Tally all lines containing the word "name". Give the number alone.

§ The records:
========

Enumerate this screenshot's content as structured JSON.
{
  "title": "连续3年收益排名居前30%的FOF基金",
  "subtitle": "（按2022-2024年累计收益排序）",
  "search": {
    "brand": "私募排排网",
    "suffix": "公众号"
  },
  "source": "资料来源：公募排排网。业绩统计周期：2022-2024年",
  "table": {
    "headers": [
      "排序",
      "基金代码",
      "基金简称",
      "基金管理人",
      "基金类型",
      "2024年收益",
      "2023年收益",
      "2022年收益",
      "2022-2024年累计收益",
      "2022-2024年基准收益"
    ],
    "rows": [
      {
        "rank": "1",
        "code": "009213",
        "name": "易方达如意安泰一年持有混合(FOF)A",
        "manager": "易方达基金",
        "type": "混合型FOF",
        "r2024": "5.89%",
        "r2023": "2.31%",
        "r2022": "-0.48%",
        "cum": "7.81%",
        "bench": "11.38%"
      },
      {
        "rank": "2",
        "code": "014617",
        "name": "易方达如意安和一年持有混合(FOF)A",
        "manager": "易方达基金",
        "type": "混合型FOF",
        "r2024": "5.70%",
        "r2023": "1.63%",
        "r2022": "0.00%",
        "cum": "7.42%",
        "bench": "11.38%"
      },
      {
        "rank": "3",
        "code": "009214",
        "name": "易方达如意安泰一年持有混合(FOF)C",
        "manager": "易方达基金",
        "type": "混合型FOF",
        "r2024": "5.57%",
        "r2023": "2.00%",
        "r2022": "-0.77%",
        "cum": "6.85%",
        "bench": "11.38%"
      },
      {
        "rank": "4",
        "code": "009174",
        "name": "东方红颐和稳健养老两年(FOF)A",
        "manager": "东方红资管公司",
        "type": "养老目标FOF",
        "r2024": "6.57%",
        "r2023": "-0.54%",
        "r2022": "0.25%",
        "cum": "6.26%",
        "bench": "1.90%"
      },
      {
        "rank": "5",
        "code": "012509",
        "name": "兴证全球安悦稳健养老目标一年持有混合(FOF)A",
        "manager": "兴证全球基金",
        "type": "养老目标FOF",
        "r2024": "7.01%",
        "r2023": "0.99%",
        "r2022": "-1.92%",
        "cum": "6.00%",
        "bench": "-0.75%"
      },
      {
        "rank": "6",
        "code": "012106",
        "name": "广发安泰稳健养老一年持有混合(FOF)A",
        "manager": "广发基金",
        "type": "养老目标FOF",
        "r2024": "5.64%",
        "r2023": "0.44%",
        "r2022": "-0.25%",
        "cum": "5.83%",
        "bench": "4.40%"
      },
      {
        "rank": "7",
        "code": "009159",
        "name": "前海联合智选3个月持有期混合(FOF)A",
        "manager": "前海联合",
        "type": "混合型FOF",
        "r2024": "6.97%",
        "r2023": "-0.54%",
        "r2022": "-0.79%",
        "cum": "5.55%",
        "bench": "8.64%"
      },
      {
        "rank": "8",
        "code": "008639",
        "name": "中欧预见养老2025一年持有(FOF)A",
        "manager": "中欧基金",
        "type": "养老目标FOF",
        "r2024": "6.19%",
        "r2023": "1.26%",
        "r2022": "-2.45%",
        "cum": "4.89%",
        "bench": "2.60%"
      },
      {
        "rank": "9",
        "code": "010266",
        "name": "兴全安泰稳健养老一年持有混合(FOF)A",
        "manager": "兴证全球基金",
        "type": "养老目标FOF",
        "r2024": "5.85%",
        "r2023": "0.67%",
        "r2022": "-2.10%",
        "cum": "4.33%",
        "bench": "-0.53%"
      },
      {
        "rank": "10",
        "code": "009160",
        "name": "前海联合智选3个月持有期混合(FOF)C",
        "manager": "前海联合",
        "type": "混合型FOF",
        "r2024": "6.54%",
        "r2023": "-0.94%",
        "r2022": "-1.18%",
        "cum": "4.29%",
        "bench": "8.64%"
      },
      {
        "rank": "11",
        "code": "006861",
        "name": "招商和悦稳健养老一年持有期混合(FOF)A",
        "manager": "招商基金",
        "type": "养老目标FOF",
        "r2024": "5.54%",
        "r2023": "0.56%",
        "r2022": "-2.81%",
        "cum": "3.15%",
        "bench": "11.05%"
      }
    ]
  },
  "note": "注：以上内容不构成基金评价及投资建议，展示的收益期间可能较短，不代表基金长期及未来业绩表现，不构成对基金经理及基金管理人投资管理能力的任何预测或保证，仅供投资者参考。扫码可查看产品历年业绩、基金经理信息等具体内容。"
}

========

§ Written solution: 11